[WHAT THE TASK ASKS] The listing beneath should be written out in full, exactly as shown.

[INPUT RECORDS]
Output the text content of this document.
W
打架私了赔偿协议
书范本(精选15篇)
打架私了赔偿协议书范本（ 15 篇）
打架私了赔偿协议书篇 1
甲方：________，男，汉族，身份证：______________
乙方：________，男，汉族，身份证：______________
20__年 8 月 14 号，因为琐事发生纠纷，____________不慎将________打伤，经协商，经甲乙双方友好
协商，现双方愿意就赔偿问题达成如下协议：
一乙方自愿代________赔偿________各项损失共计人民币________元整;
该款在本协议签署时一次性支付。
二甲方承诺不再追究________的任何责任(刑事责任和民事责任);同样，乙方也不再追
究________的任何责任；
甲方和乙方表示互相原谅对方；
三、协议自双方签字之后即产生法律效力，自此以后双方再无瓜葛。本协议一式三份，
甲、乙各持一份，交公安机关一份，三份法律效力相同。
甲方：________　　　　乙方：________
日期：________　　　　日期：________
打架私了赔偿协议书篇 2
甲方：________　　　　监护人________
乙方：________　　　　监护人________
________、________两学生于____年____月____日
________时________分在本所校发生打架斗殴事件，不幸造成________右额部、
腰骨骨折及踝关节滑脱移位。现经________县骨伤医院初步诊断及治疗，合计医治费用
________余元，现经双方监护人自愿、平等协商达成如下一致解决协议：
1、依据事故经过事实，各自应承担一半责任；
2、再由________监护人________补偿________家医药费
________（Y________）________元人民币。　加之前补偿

[WRITTEN ANSWER]
Output the text content of this document.
W
打架私了赔偿协议
书范本(精选15篇)
打架私了赔偿协议书范本（ 15 篇）
打架私了赔偿协议书篇 1
甲方：________，男，汉族，身份证：______________
乙方：________，男，汉族，身份证：______________
20__年 8 月 14 号，因为琐事发生纠纷，____________不慎将________打伤，经协商，经甲乙双方友好
协商，现双方愿意就赔偿问题达成如下协议：
一乙方自愿代________赔偿________各项损失共计人民币________元整;
该款在本协议签署时一次性支付。
二甲方承诺不再追究________的任何责任(刑事责任和民事责任);同样，乙方也不再追
究________的任何责任；
甲方和乙方表示互相原谅对方；
三、协议自双方签字之后即产生法律效力，自此以后双方再无瓜葛。本协议一式三份，
甲、乙各持一份，交公安机关一份，三份法律效力相同。
甲方：________　　　　乙方：________
日期：________　　　　日期：________
打架私了赔偿协议书篇 2
甲方：________　　　　监护人________
乙方：________　　　　监护人________
________、________两学生于____年____月____日
________时________分在本所校发生打架斗殴事件，不幸造成________右额部、
腰骨骨折及踝关节滑脱移位。现经________县骨伤医院初步诊断及治疗，合计医治费用
________余元，现经双方监护人自愿、平等协商达成如下一致解决协议：
1、依据事故经过事实，各自应承担一半责任；
2、再由________监护人________补偿________家医药费
________（Y________）________元人民币。　加之前补偿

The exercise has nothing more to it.